[begin Provided data]
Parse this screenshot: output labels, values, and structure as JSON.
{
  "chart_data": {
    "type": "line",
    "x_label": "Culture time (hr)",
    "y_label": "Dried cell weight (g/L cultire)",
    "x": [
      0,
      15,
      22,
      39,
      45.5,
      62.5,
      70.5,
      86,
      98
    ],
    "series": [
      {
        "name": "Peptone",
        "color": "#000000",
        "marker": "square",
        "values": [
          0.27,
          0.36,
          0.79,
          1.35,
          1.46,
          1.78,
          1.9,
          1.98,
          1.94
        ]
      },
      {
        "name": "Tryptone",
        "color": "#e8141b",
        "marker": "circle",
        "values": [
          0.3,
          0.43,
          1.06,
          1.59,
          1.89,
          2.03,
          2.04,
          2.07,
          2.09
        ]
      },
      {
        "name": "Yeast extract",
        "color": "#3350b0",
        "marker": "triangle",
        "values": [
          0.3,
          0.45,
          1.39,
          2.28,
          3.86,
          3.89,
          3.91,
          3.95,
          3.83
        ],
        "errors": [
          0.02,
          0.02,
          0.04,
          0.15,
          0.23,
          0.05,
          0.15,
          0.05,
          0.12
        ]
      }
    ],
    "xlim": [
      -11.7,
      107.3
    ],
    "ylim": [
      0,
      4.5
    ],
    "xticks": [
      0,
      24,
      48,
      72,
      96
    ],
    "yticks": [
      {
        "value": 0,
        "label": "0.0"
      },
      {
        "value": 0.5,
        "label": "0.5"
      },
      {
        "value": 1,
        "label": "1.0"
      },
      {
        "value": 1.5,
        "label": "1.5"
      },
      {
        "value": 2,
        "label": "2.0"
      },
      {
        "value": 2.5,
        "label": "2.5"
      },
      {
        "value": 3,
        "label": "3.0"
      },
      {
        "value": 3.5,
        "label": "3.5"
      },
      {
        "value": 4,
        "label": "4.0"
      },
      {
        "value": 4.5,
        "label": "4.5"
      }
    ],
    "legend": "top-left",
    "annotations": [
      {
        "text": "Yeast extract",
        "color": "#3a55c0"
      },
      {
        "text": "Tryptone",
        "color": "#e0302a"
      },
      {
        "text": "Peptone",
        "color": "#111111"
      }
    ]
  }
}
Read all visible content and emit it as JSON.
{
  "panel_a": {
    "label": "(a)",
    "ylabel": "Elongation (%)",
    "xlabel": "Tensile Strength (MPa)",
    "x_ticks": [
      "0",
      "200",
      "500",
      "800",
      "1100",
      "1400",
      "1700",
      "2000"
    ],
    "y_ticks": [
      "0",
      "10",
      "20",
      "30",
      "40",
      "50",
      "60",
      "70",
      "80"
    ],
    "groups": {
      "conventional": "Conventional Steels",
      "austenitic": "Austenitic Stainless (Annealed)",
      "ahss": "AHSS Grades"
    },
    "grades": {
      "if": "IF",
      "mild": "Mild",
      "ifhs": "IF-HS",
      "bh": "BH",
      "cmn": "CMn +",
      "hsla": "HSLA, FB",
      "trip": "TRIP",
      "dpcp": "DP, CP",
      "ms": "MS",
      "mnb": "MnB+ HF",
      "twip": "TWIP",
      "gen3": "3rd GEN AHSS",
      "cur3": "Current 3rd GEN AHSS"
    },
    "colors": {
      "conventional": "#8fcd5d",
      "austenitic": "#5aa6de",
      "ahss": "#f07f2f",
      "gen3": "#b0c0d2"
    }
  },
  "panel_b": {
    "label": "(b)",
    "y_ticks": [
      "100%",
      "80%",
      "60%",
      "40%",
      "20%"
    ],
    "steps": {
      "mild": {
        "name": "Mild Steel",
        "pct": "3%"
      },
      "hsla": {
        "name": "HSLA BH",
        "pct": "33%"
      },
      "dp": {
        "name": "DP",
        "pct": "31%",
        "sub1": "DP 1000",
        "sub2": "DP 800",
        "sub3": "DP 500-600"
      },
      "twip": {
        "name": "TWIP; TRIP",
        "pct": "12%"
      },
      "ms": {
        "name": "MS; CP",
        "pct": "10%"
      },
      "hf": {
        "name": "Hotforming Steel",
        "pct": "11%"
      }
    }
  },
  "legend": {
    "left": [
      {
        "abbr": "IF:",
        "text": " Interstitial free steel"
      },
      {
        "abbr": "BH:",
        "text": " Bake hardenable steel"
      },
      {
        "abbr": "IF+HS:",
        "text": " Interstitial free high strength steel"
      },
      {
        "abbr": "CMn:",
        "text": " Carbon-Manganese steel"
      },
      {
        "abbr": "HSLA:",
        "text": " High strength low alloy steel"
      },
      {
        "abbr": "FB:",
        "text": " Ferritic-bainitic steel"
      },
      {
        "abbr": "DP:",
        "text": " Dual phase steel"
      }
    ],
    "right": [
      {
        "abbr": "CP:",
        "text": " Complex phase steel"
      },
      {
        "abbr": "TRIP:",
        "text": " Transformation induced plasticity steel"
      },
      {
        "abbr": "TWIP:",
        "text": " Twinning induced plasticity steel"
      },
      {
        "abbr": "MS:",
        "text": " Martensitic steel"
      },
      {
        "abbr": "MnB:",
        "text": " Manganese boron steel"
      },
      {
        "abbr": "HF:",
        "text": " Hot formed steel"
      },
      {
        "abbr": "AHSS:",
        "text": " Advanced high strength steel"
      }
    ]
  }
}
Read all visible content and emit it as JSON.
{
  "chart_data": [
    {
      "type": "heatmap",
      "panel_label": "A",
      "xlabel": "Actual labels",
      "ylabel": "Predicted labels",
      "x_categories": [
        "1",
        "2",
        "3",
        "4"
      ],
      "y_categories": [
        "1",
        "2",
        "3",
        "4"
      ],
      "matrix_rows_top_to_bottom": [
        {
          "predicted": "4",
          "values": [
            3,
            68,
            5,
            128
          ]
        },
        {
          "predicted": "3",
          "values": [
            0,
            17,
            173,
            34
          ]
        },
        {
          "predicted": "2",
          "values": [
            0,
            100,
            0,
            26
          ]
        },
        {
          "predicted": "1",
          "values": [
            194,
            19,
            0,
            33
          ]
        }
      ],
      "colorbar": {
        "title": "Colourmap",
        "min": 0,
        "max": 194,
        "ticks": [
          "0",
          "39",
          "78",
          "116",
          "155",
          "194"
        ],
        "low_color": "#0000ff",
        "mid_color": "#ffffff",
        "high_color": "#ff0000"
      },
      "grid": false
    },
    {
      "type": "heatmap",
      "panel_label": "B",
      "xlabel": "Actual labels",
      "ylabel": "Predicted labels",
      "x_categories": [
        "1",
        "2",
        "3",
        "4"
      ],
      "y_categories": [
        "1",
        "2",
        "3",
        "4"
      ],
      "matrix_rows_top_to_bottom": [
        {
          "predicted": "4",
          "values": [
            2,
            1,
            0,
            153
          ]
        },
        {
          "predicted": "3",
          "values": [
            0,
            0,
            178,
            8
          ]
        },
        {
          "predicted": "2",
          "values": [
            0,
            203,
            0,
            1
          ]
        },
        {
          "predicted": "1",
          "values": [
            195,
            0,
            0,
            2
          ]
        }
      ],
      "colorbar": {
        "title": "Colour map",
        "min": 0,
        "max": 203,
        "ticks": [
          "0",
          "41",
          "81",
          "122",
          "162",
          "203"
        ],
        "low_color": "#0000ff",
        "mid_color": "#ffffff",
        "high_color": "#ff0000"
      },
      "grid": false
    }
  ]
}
[end Provided data]
§ Set exercise
Quote each line of the data above exactly as written.

§ Answer for the task
Parse this screenshot: output labels, values, and structure as JSON.
{
  "chart_data": {
    "type": "line",
    "x_label": "Culture time (hr)",
    "y_label": "Dried cell weight (g/L cultire)",
    "x": [
      0,
      15,
      22,
      39,
      45.5,
      62.5,
      70.5,
      86,
      98
    ],
    "series": [
      {
        "name": "Peptone",
        "color": "#000000",
        "marker": "square",
        "values": [
          0.27,
          0.36,
          0.79,
          1.35,
          1.46,
          1.78,
          1.9,
          1.98,
          1.94
        ]
      },
      {
        "name": "Tryptone",
        "color": "#e8141b",
        "marker": "circle",
        "values": [
          0.3,
          0.43,
          1.06,
          1.59,
          1.89,
          2.03,
          2.04,
          2.07,
          2.09
        ]
      },
      {
        "name": "Yeast extract",
        "color": "#3350b0",
        "marker": "triangle",
        "values": [
          0.3,
          0.45,
          1.39,
          2.28,
          3.86,
          3.89,
          3.91,
          3.95,
          3.83
        ],
        "errors": [
          0.02,
          0.02,
          0.04,
          0.15,
          0.23,
          0.05,
          0.15,
          0.05,
          0.12
        ]
      }
    ],
    "xlim": [
      -11.7,
      107.3
    ],
    "ylim": [
      0,
      4.5
    ],
    "xticks": [
      0,
      24,
      48,
      72,
      96
    ],
    "yticks": [
      {
        "value": 0,
        "label": "0.0"
      },
      {
        "value": 0.5,
        "label": "0.5"
      },
      {
        "value": 1,
        "label": "1.0"
      },
      {
        "value": 1.5,
        "label": "1.5"
      },
      {
        "value": 2,
        "label": "2.0"
      },
      {
        "value": 2.5,
        "label": "2.5"
      },
      {
        "value": 3,
        "label": "3.0"
      },
      {
        "value": 3.5,
        "label": "3.5"
      },
      {
        "value": 4,
        "label": "4.0"
      },
      {
        "value": 4.5,
        "label": "4.5"
      }
    ],
    "legend": "top-left",
    "annotations": [
      {
        "text": "Yeast extract",
        "color": "#3a55c0"
      },
      {
        "text": "Tryptone",
        "color": "#e0302a"
      },
      {
        "text": "Peptone",
        "color": "#111111"
      }
    ]
  }
}
Read all visible content and emit it as JSON.
{
  "panel_a": {
    "label": "(a)",
    "ylabel": "Elongation (%)",
    "xlabel": "Tensile Strength (MPa)",
    "x_ticks": [
      "0",
      "200",
      "500",
      "800",
      "1100",
      "1400",
      "1700",
      "2000"
    ],
    "y_ticks": [
      "0",
      "10",
      "20",
      "30",
      "40",
      "50",
      "60",
      "70",
      "80"
    ],
    "groups": {
      "conventional": "Conventional Steels",
      "austenitic": "Austenitic Stainless (Annealed)",
      "ahss": "AHSS Grades"
    },
    "grades": {
      "if": "IF",
      "mild": "Mild",
      "ifhs": "IF-HS",
      "bh": "BH",
      "cmn": "CMn +",
      "hsla": "HSLA, FB",
      "trip": "TRIP",
      "dpcp": "DP, CP",
      "ms": "MS",
      "mnb": "MnB+ HF",
      "twip": "TWIP",
      "gen3": "3rd GEN AHSS",
      "cur3": "Current 3rd GEN AHSS"
    },
    "colors": {
      "conventional": "#8fcd5d",
      "austenitic": "#5aa6de",
      "ahss": "#f07f2f",
      "gen3": "#b0c0d2"
    }
  },
  "panel_b": {
    "label": "(b)",
    "y_ticks": [
      "100%",
      "80%",
      "60%",
      "40%",
      "20%"
    ],
    "steps": {
      "mild": {
        "name": "Mild Steel",
        "pct": "3%"
      },
      "hsla": {
        "name": "HSLA BH",
        "pct": "33%"
      },
      "dp": {
        "name": "DP",
        "pct": "31%",
        "sub1": "DP 1000",
        "sub2": "DP 800",
        "sub3": "DP 500-600"
      },
      "twip": {
        "name": "TWIP; TRIP",
        "pct": "12%"
      },
      "ms": {
        "name": "MS; CP",
        "pct": "10%"
      },
      "hf": {
        "name": "Hotforming Steel",
        "pct": "11%"
      }
    }
  },
  "legend": {
    "left": [
      {
        "abbr": "IF:",
        "text": " Interstitial free steel"
      },
      {
        "abbr": "BH:",
        "text": " Bake hardenable steel"
      },
      {
        "abbr": "IF+HS:",
        "text": " Interstitial free high strength steel"
      },
      {
        "abbr": "CMn:",
        "text": " Carbon-Manganese steel"
      },
      {
        "abbr": "HSLA:",
        "text": " High strength low alloy steel"
      },
      {
        "abbr": "FB:",
        "text": " Ferritic-bainitic steel"
      },
      {
        "abbr": "DP:",
        "text": " Dual phase steel"
      }
    ],
    "right": [
      {
        "abbr": "CP:",
        "text": " Complex phase steel"
      },
      {
        "abbr": "TRIP:",
        "text": " Transformation induced plasticity steel"
      },
      {
        "abbr": "TWIP:",
        "text": " Twinning induced plasticity steel"
      },
      {
        "abbr": "MS:",
        "text": " Martensitic steel"
      },
      {
        "abbr": "MnB:",
        "text": " Manganese boron steel"
      },
      {
        "abbr": "HF:",
        "text": " Hot formed steel"
      },
      {
        "abbr": "AHSS:",
        "text": " Advanced high strength steel"
      }
    ]
  }
}
Read all visible content and emit it as JSON.
{
  "chart_data": [
    {
      "type": "heatmap",
      "panel_label": "A",
      "xlabel": "Actual labels",
      "ylabel": "Predicted labels",
      "x_categories": [
        "1",
        "2",
        "3",
        "4"
      ],
      "y_categories": [
        "1",
        "2",
        "3",
        "4"
      ],
      "matrix_rows_top_to_bottom": [
        {
          "predicted": "4",
          "values": [
            3,
            68,
            5,
            128
          ]
        },
        {
          "predicted": "3",
          "values": [
            0,
            17,
            173,
            34
          ]
        },
        {
          "predicted": "2",
          "values": [
            0,
            100,
            0,
            26
          ]
        },
        {
          "predicted": "1",
          "values": [
            194,
            19,
            0,
            33
          ]
        }
      ],
      "colorbar": {
        "title": "Colourmap",
        "min": 0,
        "max": 194,
        "ticks": [
          "0",
          "39",
          "78",
          "116",
          "155",
          "194"
        ],
        "low_color": "#0000ff",
        "mid_color": "#ffffff",
        "high_color": "#ff0000"
      },
      "grid": false
    },
    {
      "type": "heatmap",
      "panel_label": "B",
      "xlabel": "Actual labels",
      "ylabel": "Predicted labels",
      "x_categories": [
        "1",
        "2",
        "3",
        "4"
      ],
      "y_categories": [
        "1",
        "2",
        "3",
        "4"
      ],
      "matrix_rows_top_to_bottom": [
        {
          "predicted": "4",
          "values": [
            2,
            1,
            0,
            153
          ]
        },
        {
          "predicted": "3",
          "values": [
            0,
            0,
            178,
            8
          ]
        },
        {
          "predicted": "2",
          "values": [
            0,
            203,
            0,
            1
          ]
        },
        {
          "predicted": "1",
          "values": [
            195,
            0,
            0,
            2
          ]
        }
      ],
      "colorbar": {
        "title": "Colour map",
        "min": 0,
        "max": 203,
        "ticks": [
          "0",
          "41",
          "81",
          "122",
          "162",
          "203"
        ],
        "low_color": "#0000ff",
        "mid_color": "#ffffff",
        "high_color": "#ff0000"
      },
      "grid": false
    }
  ]
}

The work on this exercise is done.